(Challenge):
Copy the listing below in full and skip every picture.

---+---

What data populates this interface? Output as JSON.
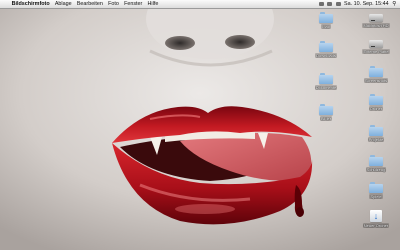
{
  "menubar": {
    "apple_glyph": "",
    "app_name": "Bildschirmfoto",
    "items": [
      "Ablage",
      "Bearbeiten",
      "Foto",
      "Fenster",
      "Hilfe"
    ],
    "clock": "Sa. 10. Sep. 15:44",
    "status_icons": [
      "wifi-icon",
      "volume-icon",
      "sync-icon",
      "spotlight-icon"
    ]
  },
  "desktop": {
    "wallpaper": "red-lips-vampire-fangs",
    "icons": {
      "c1_0": {
        "label": "Mac",
        "type": "folder"
      },
      "c1_1": {
        "label": "Downloads",
        "type": "folder"
      },
      "c1_2": {
        "label": "Dokumente",
        "type": "folder"
      },
      "c1_3": {
        "label": "Bilder",
        "type": "folder"
      },
      "c2_0": {
        "label": "Macintosh HD",
        "type": "drive"
      },
      "c2_1": {
        "label": "Externe Platte",
        "type": "drive"
      },
      "c2_2": {
        "label": "Screenshots",
        "type": "folder"
      },
      "c2_3": {
        "label": "Ordner",
        "type": "folder"
      },
      "c2_4": {
        "label": "Projekte",
        "type": "folder"
      },
      "c2_5": {
        "label": "Schulzeug",
        "type": "folder"
      },
      "c2_6": {
        "label": "Spiele",
        "type": "folder"
      },
      "c2_7": {
        "label": "Neuer Ordner",
        "type": "package"
      }
    }
  },
  "colors": {
    "lip_red": "#b0121c",
    "blood": "#6e0007",
    "skin": "#d9d4d1",
    "folder_blue": "#8cb7df"
  }
}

---+---

(Result for this task):
What data populates this interface? Output as JSON.
{
  "menubar": {
    "apple_glyph": "",
    "app_name": "Bildschirmfoto",
    "items": [
      "Ablage",
      "Bearbeiten",
      "Foto",
      "Fenster",
      "Hilfe"
    ],
    "clock": "Sa. 10. Sep. 15:44",
    "status_icons": [
      "wifi-icon",
      "volume-icon",
      "sync-icon",
      "spotlight-icon"
    ]
  },
  "desktop": {
    "wallpaper": "red-lips-vampire-fangs",
    "icons": {
      "c1_0": {
        "label": "Mac",
        "type": "folder"
      },
      "c1_1": {
        "label": "Downloads",
        "type": "folder"
      },
      "c1_2": {
        "label": "Dokumente",
        "type": "folder"
      },
      "c1_3": {
        "label": "Bilder",
        "type": "folder"
      },
      "c2_0": {
        "label": "Macintosh HD",
        "type": "drive"
      },
      "c2_1": {
        "label": "Externe Platte",
        "type": "drive"
      },
      "c2_2": {
        "label": "Screenshots",
        "type": "folder"
      },
      "c2_3": {
        "label": "Ordner",
        "type": "folder"
      },
      "c2_4": {
        "label": "Projekte",
        "type": "folder"
      },
      "c2_5": {
        "label": "Schulzeug",
        "type": "folder"
      },
      "c2_6": {
        "label": "Spiele",
        "type": "folder"
      },
      "c2_7": {
        "label": "Neuer Ordner",
        "type": "package"
      }
    }
  },
  "colors": {
    "lip_red": "#b0121c",
    "blood": "#6e0007",
    "skin": "#d9d4d1",
    "folder_blue": "#8cb7df"
  }
}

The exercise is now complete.